Rabbi Samson Raphael Hirsch lived to see Darwin’s influence spread rapidly across Europe after the Origin of Species appeared in 1859. In his Torah commentary, Rav Hirsch was scathing on the morally disastrous effects of Darwinian thought. Ideas, he knew, have consequences for the way we all live. Commenting on the idol Baal Peor, worshipped in the most grotesquely animalistic fashion, Hirsch wrote that it illustrates precisely “the kind of Darwinism that revels in the conception of man sinking to the level of beast and stripping itself of its divine nobility, learning to consider itself just a ‘higher’ class of animal” (Numbers 25:3). 

Western culture has since become widely convinced that human beings, just like animals, lack moral choice and responsibili
ty. Applied Darwinism results in the widespread, easily observable failure to distinguish between people and animals, a moral disease we may call animalism.

Both the elite and mass media are rife with it. So the rights of animals become a sacred cause, justifying even violence in their defense, while ascribing a unique dignity or worth to men and women is increasingly suspect. If human beings lack such a dignity unique to them and transcending whatever condition their body may be in at a given moment–fetus, child, or adult, sick or well, conscious or “vegetative”–then extinguishing a human life when it seems convenient to us becomes very easy to justify.

| Given information |
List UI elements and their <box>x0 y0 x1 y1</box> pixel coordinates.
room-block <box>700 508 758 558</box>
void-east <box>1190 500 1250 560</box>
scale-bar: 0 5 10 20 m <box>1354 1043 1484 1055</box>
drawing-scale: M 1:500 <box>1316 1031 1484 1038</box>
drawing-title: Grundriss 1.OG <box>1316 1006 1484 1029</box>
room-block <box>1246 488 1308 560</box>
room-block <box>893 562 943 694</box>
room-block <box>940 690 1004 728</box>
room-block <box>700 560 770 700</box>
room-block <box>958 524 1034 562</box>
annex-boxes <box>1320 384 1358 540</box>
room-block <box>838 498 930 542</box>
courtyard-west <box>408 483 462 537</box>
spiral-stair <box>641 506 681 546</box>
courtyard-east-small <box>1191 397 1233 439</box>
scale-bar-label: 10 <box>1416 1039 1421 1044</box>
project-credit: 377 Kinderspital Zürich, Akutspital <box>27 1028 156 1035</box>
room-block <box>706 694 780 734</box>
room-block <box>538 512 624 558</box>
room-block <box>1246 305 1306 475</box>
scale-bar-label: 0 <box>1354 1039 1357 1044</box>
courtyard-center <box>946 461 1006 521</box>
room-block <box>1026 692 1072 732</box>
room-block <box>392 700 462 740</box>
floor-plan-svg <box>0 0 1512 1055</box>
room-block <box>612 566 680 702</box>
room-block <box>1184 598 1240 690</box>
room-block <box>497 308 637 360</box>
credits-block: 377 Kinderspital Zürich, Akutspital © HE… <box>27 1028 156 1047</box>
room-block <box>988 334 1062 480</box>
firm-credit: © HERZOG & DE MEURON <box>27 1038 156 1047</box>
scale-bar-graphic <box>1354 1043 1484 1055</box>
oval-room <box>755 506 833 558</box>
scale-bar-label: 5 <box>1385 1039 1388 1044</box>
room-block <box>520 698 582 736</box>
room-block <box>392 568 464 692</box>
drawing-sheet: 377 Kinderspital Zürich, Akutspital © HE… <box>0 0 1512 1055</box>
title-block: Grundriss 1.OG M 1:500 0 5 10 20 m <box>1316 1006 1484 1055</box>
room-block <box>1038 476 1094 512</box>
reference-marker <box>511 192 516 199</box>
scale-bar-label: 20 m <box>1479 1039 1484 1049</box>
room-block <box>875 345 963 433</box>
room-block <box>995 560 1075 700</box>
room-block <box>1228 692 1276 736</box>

| Task instructions |
Revise the passage on Darwinism, giving everything from "Both the elite" down to "easy to justify." with "mass media" replaced by "popular press". The items have no role in any of this.

| Answer space |
Both the elite and popular press are rife with it. So the rights of animals become a sacred cause, justifying even violence in their defense, while ascribing a unique dignity or worth to men and women is increasingly suspect. If human beings lack such a dignity unique to them and transcending whatever condition their body may be in at a given moment–fetus, child, or adult, sick or well, conscious or “vegetative”–then extinguishing a human life when it seems convenient to us becomes very easy to justify.